**What you have to do:** For this exercise, repeat all of the material verbatim apart from its images.
-------- Provided records
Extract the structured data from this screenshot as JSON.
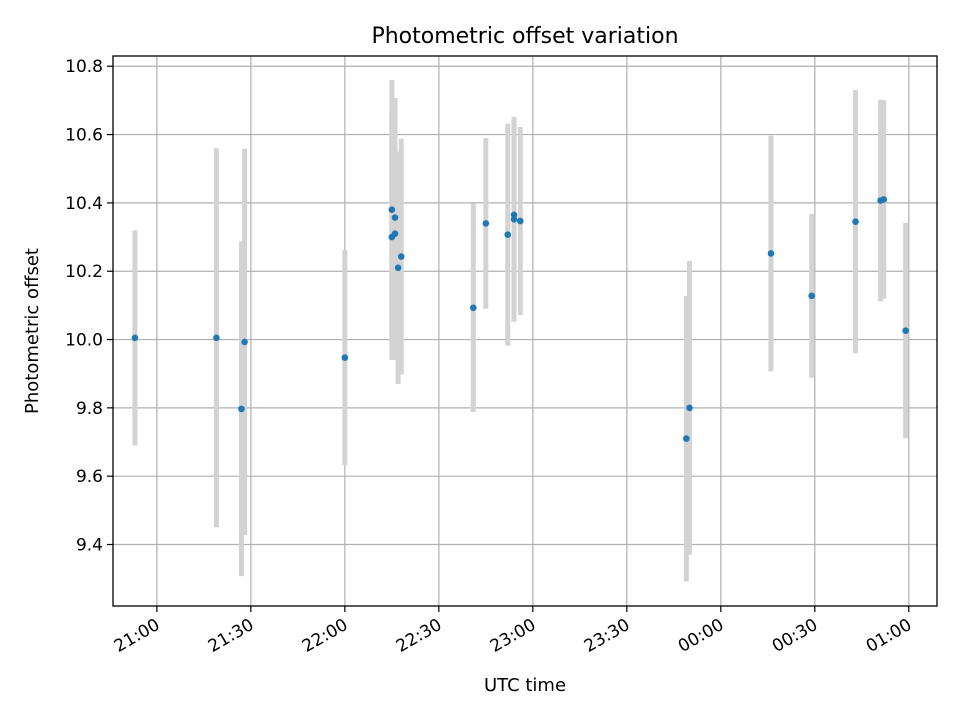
{
  "chart_data": {
    "type": "scatter",
    "title": "Photometric offset variation",
    "xlabel": "UTC time",
    "ylabel": "Photometric offset",
    "grid": true,
    "ylim": [
      9.22,
      10.83
    ],
    "xlim": [
      "20:46",
      "01:09"
    ],
    "x_tick_labels": [
      "21:00",
      "21:30",
      "22:00",
      "22:30",
      "23:00",
      "23:30",
      "00:00",
      "00:30",
      "01:00"
    ],
    "y_tick_labels": [
      "9.4",
      "9.6",
      "9.8",
      "10.0",
      "10.2",
      "10.4",
      "10.6",
      "10.8"
    ],
    "point_color": "#1f77b4",
    "errorbar_color": "#d3d3d3",
    "points": [
      {
        "time": "20:53",
        "y": 10.005,
        "err": 0.315
      },
      {
        "time": "21:19",
        "y": 10.005,
        "err": 0.555
      },
      {
        "time": "21:27",
        "y": 9.797,
        "err": 0.49
      },
      {
        "time": "21:28",
        "y": 9.993,
        "err": 0.565
      },
      {
        "time": "22:00",
        "y": 9.947,
        "err": 0.315
      },
      {
        "time": "22:15",
        "y": 10.38,
        "err": 0.38
      },
      {
        "time": "22:15",
        "y": 10.3,
        "err": 0.36
      },
      {
        "time": "22:16",
        "y": 10.357,
        "err": 0.35
      },
      {
        "time": "22:16",
        "y": 10.31,
        "err": 0.37
      },
      {
        "time": "22:17",
        "y": 10.21,
        "err": 0.34
      },
      {
        "time": "22:18",
        "y": 10.243,
        "err": 0.345
      },
      {
        "time": "22:41",
        "y": 10.093,
        "err": 0.305
      },
      {
        "time": "22:45",
        "y": 10.34,
        "err": 0.25
      },
      {
        "time": "22:52",
        "y": 10.307,
        "err": 0.325
      },
      {
        "time": "22:54",
        "y": 10.352,
        "err": 0.3
      },
      {
        "time": "22:54",
        "y": 10.365,
        "err": 0.285
      },
      {
        "time": "22:56",
        "y": 10.347,
        "err": 0.275
      },
      {
        "time": "23:49",
        "y": 9.71,
        "err": 0.418
      },
      {
        "time": "23:50",
        "y": 9.8,
        "err": 0.43
      },
      {
        "time": "00:16",
        "y": 10.252,
        "err": 0.345
      },
      {
        "time": "00:29",
        "y": 10.128,
        "err": 0.24
      },
      {
        "time": "00:43",
        "y": 10.345,
        "err": 0.385
      },
      {
        "time": "00:51",
        "y": 10.407,
        "err": 0.295
      },
      {
        "time": "00:52",
        "y": 10.41,
        "err": 0.29
      },
      {
        "time": "00:59",
        "y": 10.026,
        "err": 0.315
      }
    ]
  }
}
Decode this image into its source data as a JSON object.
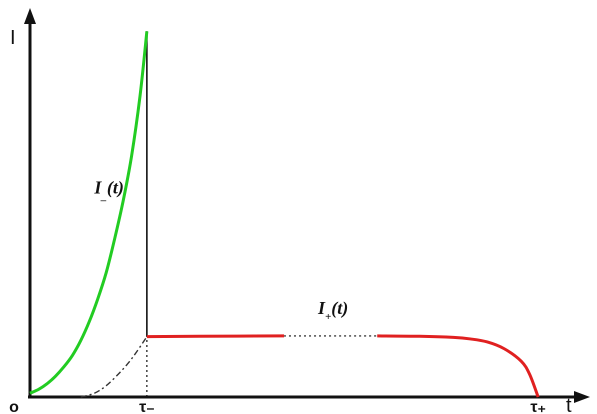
{
  "chart_data": {
    "type": "line",
    "title": "",
    "xlabel": "t",
    "ylabel": "I",
    "grid": false,
    "xlim": [
      0,
      3.2
    ],
    "ylim": [
      0,
      1
    ],
    "x_ticks": [
      {
        "value": 0,
        "label": "o"
      },
      {
        "value": 0.69,
        "label": "τ₋"
      },
      {
        "value": 3.0,
        "label": "τ₊"
      }
    ],
    "series": [
      {
        "name": "I₋(t)",
        "label_main": "I",
        "label_sub": "_",
        "label_suffix": "(t)",
        "color": "#22cc22",
        "style": "solid",
        "label_at": [
          0.38,
          0.54
        ],
        "x": [
          0,
          0.05,
          0.1,
          0.15,
          0.2,
          0.25,
          0.3,
          0.35,
          0.4,
          0.45,
          0.5,
          0.55,
          0.6,
          0.65,
          0.69
        ],
        "y": [
          0.01,
          0.02,
          0.035,
          0.055,
          0.08,
          0.11,
          0.15,
          0.2,
          0.26,
          0.33,
          0.42,
          0.52,
          0.64,
          0.8,
          0.97
        ]
      },
      {
        "name": "I₊(t)",
        "label_main": "I",
        "label_sub": "+",
        "label_suffix": "(t)",
        "color": "#e02020",
        "style": "solid-with-dotted-gap",
        "label_at": [
          1.7,
          0.22
        ],
        "gap": [
          1.5,
          2.05
        ],
        "x": [
          0.69,
          1.0,
          1.5,
          2.05,
          2.3,
          2.5,
          2.6,
          2.7,
          2.8,
          2.9,
          2.95,
          3.0
        ],
        "y": [
          0.16,
          0.161,
          0.162,
          0.162,
          0.161,
          0.158,
          0.154,
          0.146,
          0.128,
          0.095,
          0.06,
          0.0
        ]
      }
    ],
    "reference_lines": [
      {
        "kind": "dash-dot-curve",
        "color": "#333333",
        "x": [
          0.3,
          0.38,
          0.45,
          0.52,
          0.58,
          0.63,
          0.69
        ],
        "y": [
          0.0,
          0.01,
          0.03,
          0.06,
          0.09,
          0.12,
          0.16
        ]
      },
      {
        "kind": "vertical",
        "color": "#111111",
        "x": [
          0.69,
          0.69
        ],
        "y": [
          0.16,
          0.97
        ]
      },
      {
        "kind": "vertical-dotted",
        "color": "#111111",
        "x": [
          0.69,
          0.69
        ],
        "y": [
          0.0,
          0.16
        ]
      }
    ]
  }
}
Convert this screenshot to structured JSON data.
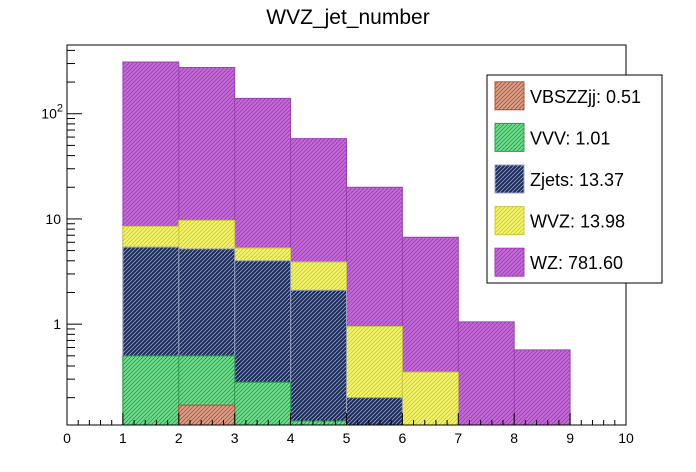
{
  "chart_data": {
    "type": "bar",
    "subtype": "stacked-step-histogram",
    "title": "WVZ_jet_number",
    "xlabel": "",
    "ylabel": "",
    "xlim": [
      0,
      10
    ],
    "ylim": [
      0.11,
      450
    ],
    "yscale": "log",
    "x_ticks": [
      "0",
      "1",
      "2",
      "3",
      "4",
      "5",
      "6",
      "7",
      "8",
      "9",
      "10"
    ],
    "y_ticks": [
      {
        "value": 1,
        "base": "1",
        "exp": ""
      },
      {
        "value": 10,
        "base": "10",
        "exp": ""
      },
      {
        "value": 100,
        "base": "10",
        "exp": "2"
      }
    ],
    "bin_edges": [
      1,
      2,
      3,
      4,
      5,
      6,
      7,
      8,
      9
    ],
    "series": [
      {
        "name": "VBSZZjj",
        "legend": "VBSZZjj: 0.51",
        "color": "#d9a08c",
        "hatch": "#b05030",
        "cumulative": [
          0,
          0.17,
          0,
          0,
          0,
          0,
          0,
          0
        ]
      },
      {
        "name": "VVV",
        "legend": "VVV: 1.01",
        "color": "#6fdc8c",
        "hatch": "#2d9a50",
        "cumulative": [
          0.5,
          0.5,
          0.28,
          0.12,
          0,
          0,
          0,
          0
        ]
      },
      {
        "name": "Zjets",
        "legend": "Zjets: 13.37",
        "color": "#1a2a5a",
        "hatch": "#9aa0c0",
        "cumulative": [
          5.4,
          5.2,
          4.0,
          2.1,
          0.2,
          0,
          0,
          0
        ]
      },
      {
        "name": "WVZ",
        "legend": "WVZ: 13.98",
        "color": "#f4f46a",
        "hatch": "#c8c840",
        "cumulative": [
          8.5,
          9.7,
          5.3,
          3.9,
          0.95,
          0.35,
          0,
          0
        ]
      },
      {
        "name": "WZ",
        "legend": "WZ: 781.60",
        "color": "#c46ad8",
        "hatch": "#9a3fb0",
        "cumulative": [
          310,
          275,
          140,
          58,
          20,
          6.7,
          1.05,
          0.57
        ]
      }
    ],
    "legend_position": "top-right"
  }
}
----------------
**Expected answer:**
Extract the structured data from this screenshot as JSON.
{
  "chart_data": {
    "type": "scatter",
    "title": "Photometric offset variation",
    "xlabel": "UTC time",
    "ylabel": "Photometric offset",
    "grid": true,
    "ylim": [
      9.22,
      10.83
    ],
    "xlim": [
      "20:46",
      "01:09"
    ],
    "x_tick_labels": [
      "21:00",
      "21:30",
      "22:00",
      "22:30",
      "23:00",
      "23:30",
      "00:00",
      "00:30",
      "01:00"
    ],
    "y_tick_labels": [
      "9.4",
      "9.6",
      "9.8",
      "10.0",
      "10.2",
      "10.4",
      "10.6",
      "10.8"
    ],
    "point_color": "#1f77b4",
    "errorbar_color": "#d3d3d3",
    "points": [
      {
        "time": "20:53",
        "y": 10.005,
        "err": 0.315
      },
      {
        "time": "21:19",
        "y": 10.005,
        "err": 0.555
      },
      {
        "time": "21:27",
        "y": 9.797,
        "err": 0.49
      },
      {
        "time": "21:28",
        "y": 9.993,
        "err": 0.565
      },
      {
        "time": "22:00",
        "y": 9.947,
        "err": 0.315
      },
      {
        "time": "22:15",
        "y": 10.38,
        "err": 0.38
      },
      {
        "time": "22:15",
        "y": 10.3,
        "err": 0.36
      },
      {
        "time": "22:16",
        "y": 10.357,
        "err": 0.35
      },
      {
        "time": "22:16",
        "y": 10.31,
        "err": 0.37
      },
      {
        "time": "22:17",
        "y": 10.21,
        "err": 0.34
      },
      {
        "time": "22:18",
        "y": 10.243,
        "err": 0.345
      },
      {
        "time": "22:41",
        "y": 10.093,
        "err": 0.305
      },
      {
        "time": "22:45",
        "y": 10.34,
        "err": 0.25
      },
      {
        "time": "22:52",
        "y": 10.307,
        "err": 0.325
      },
      {
        "time": "22:54",
        "y": 10.352,
        "err": 0.3
      },
      {
        "time": "22:54",
        "y": 10.365,
        "err": 0.285
      },
      {
        "time": "22:56",
        "y": 10.347,
        "err": 0.275
      },
      {
        "time": "23:49",
        "y": 9.71,
        "err": 0.418
      },
      {
        "time": "23:50",
        "y": 9.8,
        "err": 0.43
      },
      {
        "time": "00:16",
        "y": 10.252,
        "err": 0.345
      },
      {
        "time": "00:29",
        "y": 10.128,
        "err": 0.24
      },
      {
        "time": "00:43",
        "y": 10.345,
        "err": 0.385
      },
      {
        "time": "00:51",
        "y": 10.407,
        "err": 0.295
      },
      {
        "time": "00:52",
        "y": 10.41,
        "err": 0.29
      },
      {
        "time": "00:59",
        "y": 10.026,
        "err": 0.315
      }
    ]
  }
}
Decode this image into its source data as a JSON object.
{
  "chart_data": {
    "type": "line",
    "title": "",
    "xlabel": "t",
    "ylabel": "I",
    "grid": false,
    "xlim": [
      0,
      3.2
    ],
    "ylim": [
      0,
      1
    ],
    "x_ticks": [
      {
        "value": 0,
        "label": "o"
      },
      {
        "value": 0.69,
        "label": "τ₋"
      },
      {
        "value": 3.0,
        "label": "τ₊"
      }
    ],
    "series": [
      {
        "name": "I₋(t)",
        "label_main": "I",
        "label_sub": "_",
        "label_suffix": "(t)",
        "color": "#22cc22",
        "style": "solid",
        "label_at": [
          0.38,
          0.54
        ],
        "x": [
          0,
          0.05,
          0.1,
          0.15,
          0.2,
          0.25,
          0.3,
          0.35,
          0.4,
          0.45,
          0.5,
          0.55,
          0.6,
          0.65,
          0.69
        ],
        "y": [
          0.01,
          0.02,
          0.035,
          0.055,
          0.08,
          0.11,
          0.15,
          0.2,
          0.26,
          0.33,
          0.42,
          0.52,
          0.64,
          0.8,
          0.97
        ]
      },
      {
        "name": "I₊(t)",
        "label_main": "I",
        "label_sub": "+",
        "label_suffix": "(t)",
        "color": "#e02020",
        "style": "solid-with-dotted-gap",
        "label_at": [
          1.7,
          0.22
        ],
        "gap": [
          1.5,
          2.05
        ],
        "x": [
          0.69,
          1.0,
          1.5,
          2.05,
          2.3,
          2.5,
          2.6,
          2.7,
          2.8,
          2.9,
          2.95,
          3.0
        ],
        "y": [
          0.16,
          0.161,
          0.162,
          0.162,
          0.161,
          0.158,
          0.154,
          0.146,
          0.128,
          0.095,
          0.06,
          0.0
        ]
      }
    ],
    "reference_lines": [
      {
        "kind": "dash-dot-curve",
        "color": "#333333",
        "x": [
          0.3,
          0.38,
          0.45,
          0.52,
          0.58,
          0.63,
          0.69
        ],
        "y": [
          0.0,
          0.01,
          0.03,
          0.06,
          0.09,
          0.12,
          0.16
        ]
      },
      {
        "kind": "vertical",
        "color": "#111111",
        "x": [
          0.69,
          0.69
        ],
        "y": [
          0.16,
          0.97
        ]
      },
      {
        "kind": "vertical-dotted",
        "color": "#111111",
        "x": [
          0.69,
          0.69
        ],
        "y": [
          0.0,
          0.16
        ]
      }
    ]
  }
}
Convert this screenshot to structured JSON data.
{
  "chart_data": {
    "type": "bar",
    "subtype": "stacked-step-histogram",
    "title": "WVZ_jet_number",
    "xlabel": "",
    "ylabel": "",
    "xlim": [
      0,
      10
    ],
    "ylim": [
      0.11,
      450
    ],
    "yscale": "log",
    "x_ticks": [
      "0",
      "1",
      "2",
      "3",
      "4",
      "5",
      "6",
      "7",
      "8",
      "9",
      "10"
    ],
    "y_ticks": [
      {
        "value": 1,
        "base": "1",
        "exp": ""
      },
      {
        "value": 10,
        "base": "10",
        "exp": ""
      },
      {
        "value": 100,
        "base": "10",
        "exp": "2"
      }
    ],
    "bin_edges": [
      1,
      2,
      3,
      4,
      5,
      6,
      7,
      8,
      9
    ],
    "series": [
      {
        "name": "VBSZZjj",
        "legend": "VBSZZjj: 0.51",
        "color": "#d9a08c",
        "hatch": "#b05030",
        "cumulative": [
          0,
          0.17,
          0,
          0,
          0,
          0,
          0,
          0
        ]
      },
      {
        "name": "VVV",
        "legend": "VVV: 1.01",
        "color": "#6fdc8c",
        "hatch": "#2d9a50",
        "cumulative": [
          0.5,
          0.5,
          0.28,
          0.12,
          0,
          0,
          0,
          0
        ]
      },
      {
        "name": "Zjets",
        "legend": "Zjets: 13.37",
        "color": "#1a2a5a",
        "hatch": "#9aa0c0",
        "cumulative": [
          5.4,
          5.2,
          4.0,
          2.1,
          0.2,
          0,
          0,
          0
        ]
      },
      {
        "name": "WVZ",
        "legend": "WVZ: 13.98",
        "color": "#f4f46a",
        "hatch": "#c8c840",
        "cumulative": [
          8.5,
          9.7,
          5.3,
          3.9,
          0.95,
          0.35,
          0,
          0
        ]
      },
      {
        "name": "WZ",
        "legend": "WZ: 781.60",
        "color": "#c46ad8",
        "hatch": "#9a3fb0",
        "cumulative": [
          310,
          275,
          140,
          58,
          20,
          6.7,
          1.05,
          0.57
        ]
      }
    ],
    "legend_position": "top-right"
  }
}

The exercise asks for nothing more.